#### RECORDED DATA ####

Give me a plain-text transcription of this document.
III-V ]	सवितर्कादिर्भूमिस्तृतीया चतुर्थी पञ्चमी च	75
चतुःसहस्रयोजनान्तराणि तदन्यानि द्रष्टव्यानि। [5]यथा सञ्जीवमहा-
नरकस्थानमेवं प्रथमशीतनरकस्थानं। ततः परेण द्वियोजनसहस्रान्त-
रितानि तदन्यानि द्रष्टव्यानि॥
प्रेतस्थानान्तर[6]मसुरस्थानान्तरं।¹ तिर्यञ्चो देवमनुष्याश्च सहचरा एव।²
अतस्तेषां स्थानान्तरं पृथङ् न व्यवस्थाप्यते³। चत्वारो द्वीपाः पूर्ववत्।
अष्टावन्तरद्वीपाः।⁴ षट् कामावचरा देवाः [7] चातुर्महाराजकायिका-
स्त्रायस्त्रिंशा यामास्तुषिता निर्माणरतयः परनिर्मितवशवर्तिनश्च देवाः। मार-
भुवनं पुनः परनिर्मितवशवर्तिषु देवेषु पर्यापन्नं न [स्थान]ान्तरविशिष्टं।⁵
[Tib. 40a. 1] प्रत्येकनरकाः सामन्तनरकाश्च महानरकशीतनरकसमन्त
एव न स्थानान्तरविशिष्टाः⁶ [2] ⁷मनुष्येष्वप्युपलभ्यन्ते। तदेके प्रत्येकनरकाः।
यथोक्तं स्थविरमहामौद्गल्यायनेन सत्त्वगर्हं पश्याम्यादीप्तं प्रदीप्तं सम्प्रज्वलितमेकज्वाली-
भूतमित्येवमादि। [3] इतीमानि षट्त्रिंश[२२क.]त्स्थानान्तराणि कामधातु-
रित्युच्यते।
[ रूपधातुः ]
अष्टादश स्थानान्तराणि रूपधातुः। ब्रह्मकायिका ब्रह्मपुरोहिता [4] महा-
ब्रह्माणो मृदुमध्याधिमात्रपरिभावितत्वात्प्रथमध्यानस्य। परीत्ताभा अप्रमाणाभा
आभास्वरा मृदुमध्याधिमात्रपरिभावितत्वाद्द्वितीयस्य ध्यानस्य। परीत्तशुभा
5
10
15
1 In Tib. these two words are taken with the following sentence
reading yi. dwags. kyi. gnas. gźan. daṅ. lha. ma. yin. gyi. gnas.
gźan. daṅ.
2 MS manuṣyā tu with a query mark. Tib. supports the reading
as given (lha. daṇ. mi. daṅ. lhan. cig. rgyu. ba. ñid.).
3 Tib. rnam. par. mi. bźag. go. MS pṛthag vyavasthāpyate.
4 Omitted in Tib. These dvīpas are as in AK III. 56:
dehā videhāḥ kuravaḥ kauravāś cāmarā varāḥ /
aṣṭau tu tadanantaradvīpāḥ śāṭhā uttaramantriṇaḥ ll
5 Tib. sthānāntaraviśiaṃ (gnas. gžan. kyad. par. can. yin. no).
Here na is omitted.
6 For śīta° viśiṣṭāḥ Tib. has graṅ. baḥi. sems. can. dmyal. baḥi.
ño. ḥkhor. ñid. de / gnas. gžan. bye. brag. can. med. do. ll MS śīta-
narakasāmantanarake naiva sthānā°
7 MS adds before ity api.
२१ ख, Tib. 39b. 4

####

Print the records once more, exactly as they were given.

Give me a plain-text transcription of this document.
III-V ]	सवितर्कादिर्भूमिस्तृतीया चतुर्थी पञ्चमी च	75
चतुःसहस्रयोजनान्तराणि तदन्यानि द्रष्टव्यानि। [5]यथा सञ्जीवमहा-
नरकस्थानमेवं प्रथमशीतनरकस्थानं। ततः परेण द्वियोजनसहस्रान्त-
रितानि तदन्यानि द्रष्टव्यानि॥
प्रेतस्थानान्तर[6]मसुरस्थानान्तरं।¹ तिर्यञ्चो देवमनुष्याश्च सहचरा एव।²
अतस्तेषां स्थानान्तरं पृथङ् न व्यवस्थाप्यते³। चत्वारो द्वीपाः पूर्ववत्।
अष्टावन्तरद्वीपाः।⁴ षट् कामावचरा देवाः [7] चातुर्महाराजकायिका-
स्त्रायस्त्रिंशा यामास्तुषिता निर्माणरतयः परनिर्मितवशवर्तिनश्च देवाः। मार-
भुवनं पुनः परनिर्मितवशवर्तिषु देवेषु पर्यापन्नं न [स्थान]ान्तरविशिष्टं।⁵
[Tib. 40a. 1] प्रत्येकनरकाः सामन्तनरकाश्च महानरकशीतनरकसमन्त
एव न स्थानान्तरविशिष्टाः⁶ [2] ⁷मनुष्येष्वप्युपलभ्यन्ते। तदेके प्रत्येकनरकाः।
यथोक्तं स्थविरमहामौद्गल्यायनेन सत्त्वगर्हं पश्याम्यादीप्तं प्रदीप्तं सम्प्रज्वलितमेकज्वाली-
भूतमित्येवमादि। [3] इतीमानि षट्त्रिंश[२२क.]त्स्थानान्तराणि कामधातु-
रित्युच्यते।
[ रूपधातुः ]
अष्टादश स्थानान्तराणि रूपधातुः। ब्रह्मकायिका ब्रह्मपुरोहिता [4] महा-
ब्रह्माणो मृदुमध्याधिमात्रपरिभावितत्वात्प्रथमध्यानस्य। परीत्ताभा अप्रमाणाभा
आभास्वरा मृदुमध्याधिमात्रपरिभावितत्वाद्द्वितीयस्य ध्यानस्य। परीत्तशुभा
5
10
15
1 In Tib. these two words are taken with the following sentence
reading yi. dwags. kyi. gnas. gźan. daṅ. lha. ma. yin. gyi. gnas.
gźan. daṅ.
2 MS manuṣyā tu with a query mark. Tib. supports the reading
as given (lha. daṇ. mi. daṅ. lhan. cig. rgyu. ba. ñid.).
3 Tib. rnam. par. mi. bźag. go. MS pṛthag vyavasthāpyate.
4 Omitted in Tib. These dvīpas are as in AK III. 56:
dehā videhāḥ kuravaḥ kauravāś cāmarā varāḥ /
aṣṭau tu tadanantaradvīpāḥ śāṭhā uttaramantriṇaḥ ll
5 Tib. sthānāntaraviśiaṃ (gnas. gžan. kyad. par. can. yin. no).
Here na is omitted.
6 For śīta° viśiṣṭāḥ Tib. has graṅ. baḥi. sems. can. dmyal. baḥi.
ño. ḥkhor. ñid. de / gnas. gžan. bye. brag. can. med. do. ll MS śīta-
narakasāmantanarake naiva sthānā°
7 MS adds before ity api.
२१ ख, Tib. 39b. 4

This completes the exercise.